■ The problem ■
Skip all pictures, then print the remaining material exactly.

Stored data entries
----

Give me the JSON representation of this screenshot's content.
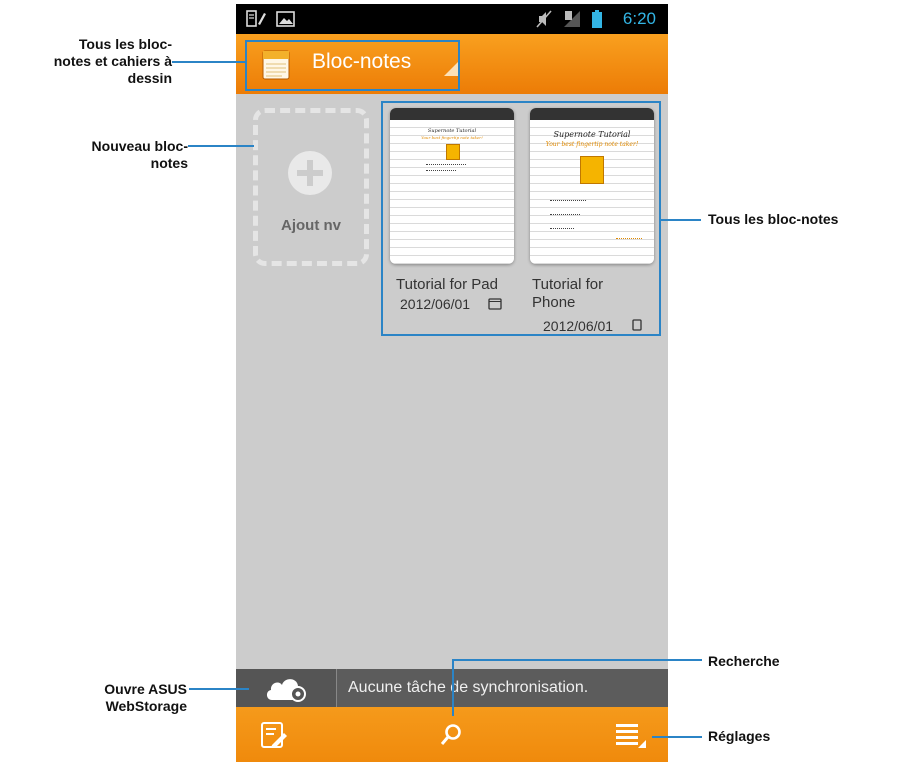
{
  "status_bar": {
    "time": "6:20"
  },
  "action_bar": {
    "title": "Bloc-notes"
  },
  "new_notebook": {
    "label": "Ajout nv"
  },
  "notebooks": [
    {
      "cover_title": "Supernote Tutorial",
      "cover_subtitle": "Your best fingertip note taker!",
      "name": "Tutorial for Pad",
      "date": "2012/06/01",
      "device_icon": "tablet-icon"
    },
    {
      "cover_title": "Supernote Tutorial",
      "cover_subtitle": "Your best fingertip note taker!",
      "name_line1": "Tutorial for",
      "name_line2": "Phone",
      "date": "2012/06/01",
      "device_icon": "phone-icon"
    }
  ],
  "sync_bar": {
    "message": "Aucune tâche de synchronisation."
  },
  "annotations": {
    "all_notebooks_sketchbooks": [
      "Tous les bloc-",
      "notes et cahiers à",
      "dessin"
    ],
    "new_notebook": [
      "Nouveau bloc-",
      "notes"
    ],
    "all_notebooks": "Tous les bloc-notes",
    "search": "Recherche",
    "webstorage": [
      "Ouvre ASUS",
      "WebStorage"
    ],
    "settings": "Réglages"
  },
  "colors": {
    "accent_orange": "#f08a0c",
    "status_blue": "#33b5e5",
    "annotation_blue": "#2b84c6"
  }
}
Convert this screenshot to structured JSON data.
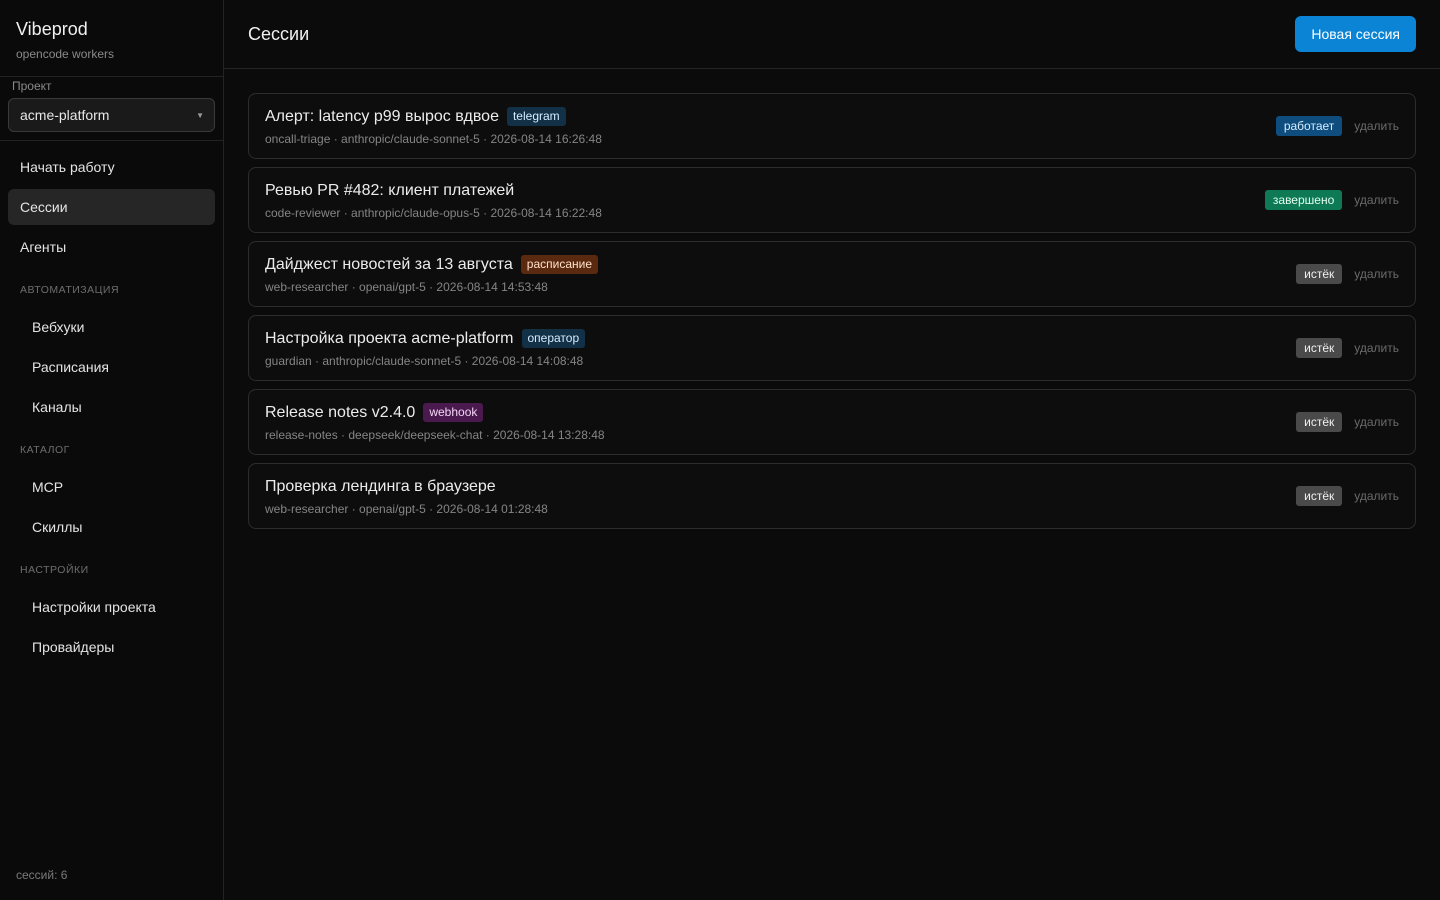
{
  "app": {
    "title": "Vibeprod",
    "subtitle": "opencode workers"
  },
  "project": {
    "label": "Проект",
    "selected": "acme-platform"
  },
  "nav": {
    "start": "Начать работу",
    "sessions": "Сессии",
    "agents": "Агенты",
    "section_automation": "Автоматизация",
    "webhooks": "Вебхуки",
    "schedules": "Расписания",
    "channels": "Каналы",
    "section_catalog": "Каталог",
    "mcp": "MCP",
    "skills": "Скиллы",
    "section_settings": "Настройки",
    "project_settings": "Настройки проекта",
    "providers": "Провайдеры"
  },
  "footer": {
    "sessions_count": "сессий: 6"
  },
  "header": {
    "title": "Сессии",
    "new_session": "Новая сессия"
  },
  "delete_label": "удалить",
  "colors": {
    "accent": "#0b84d6",
    "tag_telegram_bg": "#123046",
    "tag_telegram_fg": "#d6ecff",
    "tag_schedule_bg": "#5a2a10",
    "tag_schedule_fg": "#ffe1cc",
    "tag_operator_bg": "#123046",
    "tag_operator_fg": "#d6ecff",
    "tag_webhook_bg": "#4a1a4e",
    "tag_webhook_fg": "#f3d6f5",
    "status_running_bg": "#0e4d7d",
    "status_running_fg": "#d6ecff",
    "status_done_bg": "#0d7a55",
    "status_done_fg": "#e4fff2",
    "status_expired_bg": "#4a4a4a",
    "status_expired_fg": "#f0f0f0"
  },
  "sessions": [
    {
      "title": "Алерт: latency p99 вырос вдвое",
      "tag": "telegram",
      "tag_kind": "telegram",
      "meta": "oncall-triage · anthropic/claude-sonnet-5 · 2026-08-14 16:26:48",
      "status": "работает",
      "status_kind": "running"
    },
    {
      "title": "Ревью PR #482: клиент платежей",
      "tag": "",
      "tag_kind": "",
      "meta": "code-reviewer · anthropic/claude-opus-5 · 2026-08-14 16:22:48",
      "status": "завершено",
      "status_kind": "done"
    },
    {
      "title": "Дайджест новостей за 13 августа",
      "tag": "расписание",
      "tag_kind": "schedule",
      "meta": "web-researcher · openai/gpt-5 · 2026-08-14 14:53:48",
      "status": "истёк",
      "status_kind": "expired"
    },
    {
      "title": "Настройка проекта acme-platform",
      "tag": "оператор",
      "tag_kind": "operator",
      "meta": "guardian · anthropic/claude-sonnet-5 · 2026-08-14 14:08:48",
      "status": "истёк",
      "status_kind": "expired"
    },
    {
      "title": "Release notes v2.4.0",
      "tag": "webhook",
      "tag_kind": "webhook",
      "meta": "release-notes · deepseek/deepseek-chat · 2026-08-14 13:28:48",
      "status": "истёк",
      "status_kind": "expired"
    },
    {
      "title": "Проверка лендинга в браузере",
      "tag": "",
      "tag_kind": "",
      "meta": "web-researcher · openai/gpt-5 · 2026-08-14 01:28:48",
      "status": "истёк",
      "status_kind": "expired"
    }
  ]
}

----

■ Finished task ■
Give me the JSON representation of this screenshot's content.
{
  "status_bar": {
    "time": "6:20"
  },
  "action_bar": {
    "title": "Bloc-notes"
  },
  "new_notebook": {
    "label": "Ajout nv"
  },
  "notebooks": [
    {
      "cover_title": "Supernote Tutorial",
      "cover_subtitle": "Your best fingertip note taker!",
      "name": "Tutorial for Pad",
      "date": "2012/06/01",
      "device_icon": "tablet-icon"
    },
    {
      "cover_title": "Supernote Tutorial",
      "cover_subtitle": "Your best fingertip note taker!",
      "name_line1": "Tutorial for",
      "name_line2": "Phone",
      "date": "2012/06/01",
      "device_icon": "phone-icon"
    }
  ],
  "sync_bar": {
    "message": "Aucune tâche de synchronisation."
  },
  "annotations": {
    "all_notebooks_sketchbooks": [
      "Tous les bloc-",
      "notes et cahiers à",
      "dessin"
    ],
    "new_notebook": [
      "Nouveau bloc-",
      "notes"
    ],
    "all_notebooks": "Tous les bloc-notes",
    "search": "Recherche",
    "webstorage": [
      "Ouvre ASUS",
      "WebStorage"
    ],
    "settings": "Réglages"
  },
  "colors": {
    "accent_orange": "#f08a0c",
    "status_blue": "#33b5e5",
    "annotation_blue": "#2b84c6"
  }
}
Convert this screenshot to structured JSON data.
{
  "app": {
    "title": "Vibeprod",
    "subtitle": "opencode workers"
  },
  "project": {
    "label": "Проект",
    "selected": "acme-platform"
  },
  "nav": {
    "start": "Начать работу",
    "sessions": "Сессии",
    "agents": "Агенты",
    "section_automation": "Автоматизация",
    "webhooks": "Вебхуки",
    "schedules": "Расписания",
    "channels": "Каналы",
    "section_catalog": "Каталог",
    "mcp": "MCP",
    "skills": "Скиллы",
    "section_settings": "Настройки",
    "project_settings": "Настройки проекта",
    "providers": "Провайдеры"
  },
  "footer": {
    "sessions_count": "сессий: 6"
  },
  "header": {
    "title": "Сессии",
    "new_session": "Новая сессия"
  },
  "delete_label": "удалить",
  "colors": {
    "accent": "#0b84d6",
    "tag_telegram_bg": "#123046",
    "tag_telegram_fg": "#d6ecff",
    "tag_schedule_bg": "#5a2a10",
    "tag_schedule_fg": "#ffe1cc",
    "tag_operator_bg": "#123046",
    "tag_operator_fg": "#d6ecff",
    "tag_webhook_bg": "#4a1a4e",
    "tag_webhook_fg": "#f3d6f5",
    "status_running_bg": "#0e4d7d",
    "status_running_fg": "#d6ecff",
    "status_done_bg": "#0d7a55",
    "status_done_fg": "#e4fff2",
    "status_expired_bg": "#4a4a4a",
    "status_expired_fg": "#f0f0f0"
  },
  "sessions": [
    {
      "title": "Алерт: latency p99 вырос вдвое",
      "tag": "telegram",
      "tag_kind": "telegram",
      "meta": "oncall-triage · anthropic/claude-sonnet-5 · 2026-08-14 16:26:48",
      "status": "работает",
      "status_kind": "running"
    },
    {
      "title": "Ревью PR #482: клиент платежей",
      "tag": "",
      "tag_kind": "",
      "meta": "code-reviewer · anthropic/claude-opus-5 · 2026-08-14 16:22:48",
      "status": "завершено",
      "status_kind": "done"
    },
    {
      "title": "Дайджест новостей за 13 августа",
      "tag": "расписание",
      "tag_kind": "schedule",
      "meta": "web-researcher · openai/gpt-5 · 2026-08-14 14:53:48",
      "status": "истёк",
      "status_kind": "expired"
    },
    {
      "title": "Настройка проекта acme-platform",
      "tag": "оператор",
      "tag_kind": "operator",
      "meta": "guardian · anthropic/claude-sonnet-5 · 2026-08-14 14:08:48",
      "status": "истёк",
      "status_kind": "expired"
    },
    {
      "title": "Release notes v2.4.0",
      "tag": "webhook",
      "tag_kind": "webhook",
      "meta": "release-notes · deepseek/deepseek-chat · 2026-08-14 13:28:48",
      "status": "истёк",
      "status_kind": "expired"
    },
    {
      "title": "Проверка лендинга в браузере",
      "tag": "",
      "tag_kind": "",
      "meta": "web-researcher · openai/gpt-5 · 2026-08-14 01:28:48",
      "status": "истёк",
      "status_kind": "expired"
    }
  ]
}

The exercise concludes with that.